*SELECTED PASSAGE*:
>> begin

W3C

– DRAFT –
Dataset Exchange Working Group Teleconference

17 June 2020

Attendees

Present
AndreaPerego, PWinstanley_, riccardoAlbertoni
Regrets
SimonCox
Chair
RiccardoAlbertoni
Scribe
PWinstanley_

Meeting minutes

<riccardoAlbertoni> PROPOSED: approve last meeting minutes https://‌www.w3.org/‌2020/‌06/‌03-dxwgdcat-minutes

<riccardoAlbertoni> +1

<AndreaPerego> +1

+1

Resolution: approve last meeting minutes https://‌www.w3.org/‌2020/‌06/‌03-dxwgdcat-minutes

<riccardoAlbertoni> https://‌www.w3.org/‌2017/‌dxwg/‌wiki/‌Meetings:Telecon2020.06.17

versioning

<riccardoAlbertoni> https://‌github.com/‌w3c/‌dxwg/‌issues/‌89

riccardoAlbertoni: issue #89 - version delta
… in the last meeting we discussed a lot but didn't come to a clear conclusion
… I am proposing that we use adms:versionNotes

<AndreaPerego> +1

<riccardoAlbertoni> Proposed: Consider adms:versionNotes as a working solution for expressing textual description of the version delta.

<AndreaPerego> +1

riccardoAlbertoni: principally because it does not imply any entailments. It is a good flexible starting point

<riccardoAlbertoni> +1

+1

<riccardoAlbertoni> resolve:Consider adms:versionNotes as a working solution for expressing textual description of the version delta.

Resolution: Consider adms:versionNotes as a working solution for expressing textual description of the version delta.

<riccardoAlbertoni> https://‌github.com/‌w3c/‌dxwg/‌issues/‌91 Version release date

riccardoAlbertoni: version release date -
… we need to have some mapping between dcterms and prof
… we had already included dc:modified
… what are the feelings about dc:issued?

>> end

*EXTRACTED ENTRIES*:
>> begin

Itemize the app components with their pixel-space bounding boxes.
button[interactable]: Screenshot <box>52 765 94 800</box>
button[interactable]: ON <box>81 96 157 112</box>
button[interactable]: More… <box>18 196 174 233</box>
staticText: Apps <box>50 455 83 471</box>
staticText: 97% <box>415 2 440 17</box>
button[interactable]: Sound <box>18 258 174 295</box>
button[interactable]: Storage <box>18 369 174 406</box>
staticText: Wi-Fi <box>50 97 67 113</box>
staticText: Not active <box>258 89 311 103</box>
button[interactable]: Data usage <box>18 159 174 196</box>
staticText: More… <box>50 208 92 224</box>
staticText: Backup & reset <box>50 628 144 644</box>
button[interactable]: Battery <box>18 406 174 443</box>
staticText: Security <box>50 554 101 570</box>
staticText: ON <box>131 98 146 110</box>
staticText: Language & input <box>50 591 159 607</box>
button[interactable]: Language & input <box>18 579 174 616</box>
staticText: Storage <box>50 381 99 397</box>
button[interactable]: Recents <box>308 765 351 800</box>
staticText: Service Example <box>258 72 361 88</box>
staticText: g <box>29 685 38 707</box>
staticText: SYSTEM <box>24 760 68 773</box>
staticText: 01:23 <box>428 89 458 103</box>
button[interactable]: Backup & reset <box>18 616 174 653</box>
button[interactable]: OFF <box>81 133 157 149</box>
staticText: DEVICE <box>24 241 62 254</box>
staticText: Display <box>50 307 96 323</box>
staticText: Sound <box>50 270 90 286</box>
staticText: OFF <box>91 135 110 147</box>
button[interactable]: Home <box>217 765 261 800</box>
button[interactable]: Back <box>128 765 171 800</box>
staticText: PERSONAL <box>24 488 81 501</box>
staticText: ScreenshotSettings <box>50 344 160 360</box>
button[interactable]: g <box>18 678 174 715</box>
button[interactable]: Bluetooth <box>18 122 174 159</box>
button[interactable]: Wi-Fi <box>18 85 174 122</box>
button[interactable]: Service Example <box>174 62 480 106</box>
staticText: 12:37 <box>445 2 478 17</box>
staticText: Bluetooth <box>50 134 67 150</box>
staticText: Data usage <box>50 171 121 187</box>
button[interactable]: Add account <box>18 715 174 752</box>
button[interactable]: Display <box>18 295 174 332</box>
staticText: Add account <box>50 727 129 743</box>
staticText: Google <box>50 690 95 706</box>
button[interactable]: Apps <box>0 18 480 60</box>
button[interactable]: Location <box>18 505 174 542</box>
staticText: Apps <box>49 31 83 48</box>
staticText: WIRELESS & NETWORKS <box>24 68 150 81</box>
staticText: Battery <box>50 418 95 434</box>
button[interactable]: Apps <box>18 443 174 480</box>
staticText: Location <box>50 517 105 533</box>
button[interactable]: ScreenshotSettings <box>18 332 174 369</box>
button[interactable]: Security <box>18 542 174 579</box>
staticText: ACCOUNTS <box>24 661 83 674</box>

>> end

*STATED TASK 1*: Copy out the passage of the teleconference minutes from "riccardoAlbertoni: version release" up to and including "feelings about dc:issued?".
*STATED TASK 2*: Format the records from their first line up to and including the line with "button[interactable]: Recents <box>308" as a Markdown table, with a Row column holding the row number and a Line column holding the line, skipping blank lines.

*COMPLETE OUTPUT 1*:
riccardoAlbertoni: version release date -
… we need to have some mapping between dcterms and prof
… we had already included dc:modified
… what are the feelings about dc:issued?

*COMPLETE OUTPUT 2*:
| Row | Line |
|---|---|
| 1 | Itemize the app components with their pixel-space bounding boxes. |
| 2 | button[interactable]: Screenshot <box>52 765 94 800</box> |
| 3 | button[interactable]: ON <box>81 96 157 112</box> |
| 4 | button[interactable]: More… <box>18 196 174 233</box> |
| 5 | staticText: Apps <box>50 455 83 471</box> |
| 6 | staticText: 97% <box>415 2 440 17</box> |
| 7 | button[interactable]: Sound <box>18 258 174 295</box> |
| 8 | button[interactable]: Storage <box>18 369 174 406</box> |
| 9 | staticText: Wi-Fi <box>50 97 67 113</box> |
| 10 | staticText: Not active <box>258 89 311 103</box> |
| 11 | button[interactable]: Data usage <box>18 159 174 196</box> |
| 12 | staticText: More… <box>50 208 92 224</box> |
| 13 | staticText: Backup & reset <box>50 628 144 644</box> |
| 14 | button[interactable]: Battery <box>18 406 174 443</box> |
| 15 | staticText: Security <box>50 554 101 570</box> |
| 16 | staticText: ON <box>131 98 146 110</box> |
| 17 | staticText: Language & input <box>50 591 159 607</box> |
| 18 | button[interactable]: Language & input <box>18 579 174 616</box> |
| 19 | staticText: Storage <box>50 381 99 397</box> |
| 20 | button[interactable]: Recents <box>308 765 351 800</box> |